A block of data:
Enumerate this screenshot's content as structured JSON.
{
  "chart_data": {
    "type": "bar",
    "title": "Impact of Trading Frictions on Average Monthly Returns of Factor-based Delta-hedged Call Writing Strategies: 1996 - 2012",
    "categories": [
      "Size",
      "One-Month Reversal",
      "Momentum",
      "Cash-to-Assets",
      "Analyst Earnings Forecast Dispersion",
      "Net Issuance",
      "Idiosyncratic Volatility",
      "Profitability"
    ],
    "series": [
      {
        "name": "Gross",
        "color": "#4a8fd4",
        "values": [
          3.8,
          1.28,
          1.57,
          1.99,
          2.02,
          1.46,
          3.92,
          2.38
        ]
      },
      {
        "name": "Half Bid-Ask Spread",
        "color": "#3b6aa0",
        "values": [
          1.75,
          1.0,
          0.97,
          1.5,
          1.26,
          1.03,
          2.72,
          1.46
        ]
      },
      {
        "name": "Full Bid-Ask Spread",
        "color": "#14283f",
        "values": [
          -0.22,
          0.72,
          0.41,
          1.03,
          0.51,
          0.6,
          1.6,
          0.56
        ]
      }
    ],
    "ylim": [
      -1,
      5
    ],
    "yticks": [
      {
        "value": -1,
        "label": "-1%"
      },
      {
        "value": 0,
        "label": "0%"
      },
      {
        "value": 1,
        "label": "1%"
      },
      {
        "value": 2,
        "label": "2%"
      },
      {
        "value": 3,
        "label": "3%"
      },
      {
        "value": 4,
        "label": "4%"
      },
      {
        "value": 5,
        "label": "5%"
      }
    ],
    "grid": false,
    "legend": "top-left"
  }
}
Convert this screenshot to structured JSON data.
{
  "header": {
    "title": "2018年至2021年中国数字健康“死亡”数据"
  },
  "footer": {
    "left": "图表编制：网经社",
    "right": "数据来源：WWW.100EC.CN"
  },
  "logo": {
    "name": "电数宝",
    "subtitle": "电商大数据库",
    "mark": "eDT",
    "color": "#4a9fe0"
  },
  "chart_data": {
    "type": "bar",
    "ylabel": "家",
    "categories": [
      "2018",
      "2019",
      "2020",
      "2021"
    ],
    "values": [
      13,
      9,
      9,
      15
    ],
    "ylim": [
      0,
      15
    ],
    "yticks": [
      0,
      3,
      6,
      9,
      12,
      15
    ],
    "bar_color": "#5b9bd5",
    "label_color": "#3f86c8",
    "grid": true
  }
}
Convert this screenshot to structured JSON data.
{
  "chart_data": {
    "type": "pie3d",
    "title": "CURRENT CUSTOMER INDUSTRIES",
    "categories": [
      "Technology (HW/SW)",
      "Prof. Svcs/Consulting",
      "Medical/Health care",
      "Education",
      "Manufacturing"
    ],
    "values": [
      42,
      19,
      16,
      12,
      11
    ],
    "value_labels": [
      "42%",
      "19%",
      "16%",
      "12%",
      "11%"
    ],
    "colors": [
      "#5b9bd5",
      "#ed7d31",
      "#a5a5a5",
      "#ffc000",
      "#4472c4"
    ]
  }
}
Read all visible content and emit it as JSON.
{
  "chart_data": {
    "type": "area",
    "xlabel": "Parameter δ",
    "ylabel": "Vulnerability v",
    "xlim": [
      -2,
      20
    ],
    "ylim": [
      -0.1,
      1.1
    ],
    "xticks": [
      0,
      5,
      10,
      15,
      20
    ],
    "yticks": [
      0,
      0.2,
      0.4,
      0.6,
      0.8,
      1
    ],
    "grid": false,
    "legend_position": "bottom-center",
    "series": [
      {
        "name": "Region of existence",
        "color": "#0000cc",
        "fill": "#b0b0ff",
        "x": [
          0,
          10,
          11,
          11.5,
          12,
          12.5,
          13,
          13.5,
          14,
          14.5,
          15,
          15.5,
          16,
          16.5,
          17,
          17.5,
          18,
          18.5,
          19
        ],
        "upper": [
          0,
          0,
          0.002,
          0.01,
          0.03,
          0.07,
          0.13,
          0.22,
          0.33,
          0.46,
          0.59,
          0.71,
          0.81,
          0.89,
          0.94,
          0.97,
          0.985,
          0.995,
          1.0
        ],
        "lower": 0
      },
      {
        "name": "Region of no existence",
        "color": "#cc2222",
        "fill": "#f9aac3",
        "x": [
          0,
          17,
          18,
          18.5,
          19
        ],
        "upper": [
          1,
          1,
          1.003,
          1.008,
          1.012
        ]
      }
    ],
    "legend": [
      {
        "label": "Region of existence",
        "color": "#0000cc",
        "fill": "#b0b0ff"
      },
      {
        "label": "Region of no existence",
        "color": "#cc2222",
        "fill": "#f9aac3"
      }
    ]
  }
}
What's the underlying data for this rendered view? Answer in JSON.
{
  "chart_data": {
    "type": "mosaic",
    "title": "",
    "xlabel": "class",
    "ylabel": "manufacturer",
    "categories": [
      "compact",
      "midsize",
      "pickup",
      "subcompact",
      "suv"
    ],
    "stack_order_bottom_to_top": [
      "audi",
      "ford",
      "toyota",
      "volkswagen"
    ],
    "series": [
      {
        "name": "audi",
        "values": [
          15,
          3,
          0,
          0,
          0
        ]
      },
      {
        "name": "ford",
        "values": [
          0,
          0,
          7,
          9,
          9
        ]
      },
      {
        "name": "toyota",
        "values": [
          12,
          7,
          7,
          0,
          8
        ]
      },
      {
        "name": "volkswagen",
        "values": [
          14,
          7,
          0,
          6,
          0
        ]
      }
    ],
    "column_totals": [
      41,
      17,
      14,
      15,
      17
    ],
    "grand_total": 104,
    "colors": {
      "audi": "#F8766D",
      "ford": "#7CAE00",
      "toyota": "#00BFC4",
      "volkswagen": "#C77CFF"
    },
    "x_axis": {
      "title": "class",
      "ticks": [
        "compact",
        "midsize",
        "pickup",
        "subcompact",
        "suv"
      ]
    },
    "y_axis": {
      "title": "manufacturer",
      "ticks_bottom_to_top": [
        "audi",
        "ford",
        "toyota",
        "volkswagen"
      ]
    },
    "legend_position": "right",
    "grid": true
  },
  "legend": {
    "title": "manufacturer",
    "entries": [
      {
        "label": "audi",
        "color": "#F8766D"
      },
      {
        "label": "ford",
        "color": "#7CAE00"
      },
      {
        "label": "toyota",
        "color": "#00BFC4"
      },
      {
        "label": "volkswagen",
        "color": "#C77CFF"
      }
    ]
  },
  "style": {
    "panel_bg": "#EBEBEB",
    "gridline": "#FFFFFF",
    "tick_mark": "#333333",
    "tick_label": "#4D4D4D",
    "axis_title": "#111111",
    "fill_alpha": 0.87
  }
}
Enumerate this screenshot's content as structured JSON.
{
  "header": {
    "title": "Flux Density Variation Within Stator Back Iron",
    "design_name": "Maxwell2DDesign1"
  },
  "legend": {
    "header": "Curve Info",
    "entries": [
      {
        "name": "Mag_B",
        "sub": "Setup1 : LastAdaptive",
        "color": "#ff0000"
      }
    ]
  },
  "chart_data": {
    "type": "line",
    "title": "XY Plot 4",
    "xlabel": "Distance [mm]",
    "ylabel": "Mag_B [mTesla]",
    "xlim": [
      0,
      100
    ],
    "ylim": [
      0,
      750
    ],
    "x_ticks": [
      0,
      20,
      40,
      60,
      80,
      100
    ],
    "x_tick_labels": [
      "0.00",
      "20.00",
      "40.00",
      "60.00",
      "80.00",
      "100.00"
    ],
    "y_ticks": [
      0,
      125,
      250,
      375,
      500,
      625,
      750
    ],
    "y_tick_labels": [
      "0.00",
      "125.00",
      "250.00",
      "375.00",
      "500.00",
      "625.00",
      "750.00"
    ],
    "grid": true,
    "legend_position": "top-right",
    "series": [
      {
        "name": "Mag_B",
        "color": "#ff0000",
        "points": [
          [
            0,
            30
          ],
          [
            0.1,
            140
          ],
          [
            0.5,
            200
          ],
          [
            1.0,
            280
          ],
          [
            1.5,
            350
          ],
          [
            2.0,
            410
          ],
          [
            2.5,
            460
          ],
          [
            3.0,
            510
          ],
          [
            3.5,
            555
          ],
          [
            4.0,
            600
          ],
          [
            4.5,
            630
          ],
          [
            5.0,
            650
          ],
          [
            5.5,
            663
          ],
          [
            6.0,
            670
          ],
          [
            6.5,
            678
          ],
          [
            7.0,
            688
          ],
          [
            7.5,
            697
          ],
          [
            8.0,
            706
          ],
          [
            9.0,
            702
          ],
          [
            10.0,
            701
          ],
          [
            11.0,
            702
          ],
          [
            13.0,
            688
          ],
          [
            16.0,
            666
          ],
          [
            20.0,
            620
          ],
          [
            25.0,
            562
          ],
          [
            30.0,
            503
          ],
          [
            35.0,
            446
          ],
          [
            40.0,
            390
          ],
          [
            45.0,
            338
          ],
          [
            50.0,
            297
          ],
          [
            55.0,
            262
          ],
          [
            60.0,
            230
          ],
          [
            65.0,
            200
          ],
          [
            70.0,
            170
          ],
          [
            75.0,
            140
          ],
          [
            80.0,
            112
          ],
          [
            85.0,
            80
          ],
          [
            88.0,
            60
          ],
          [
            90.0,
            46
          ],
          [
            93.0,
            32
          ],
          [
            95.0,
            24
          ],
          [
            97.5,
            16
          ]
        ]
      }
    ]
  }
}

▸ **Task description**: Show each line holding the word "right".

▸ **Output**:
    "right": "数据来源：WWW.100EC.CN"
    "legend_position": "right",
    "legend_position": "top-right",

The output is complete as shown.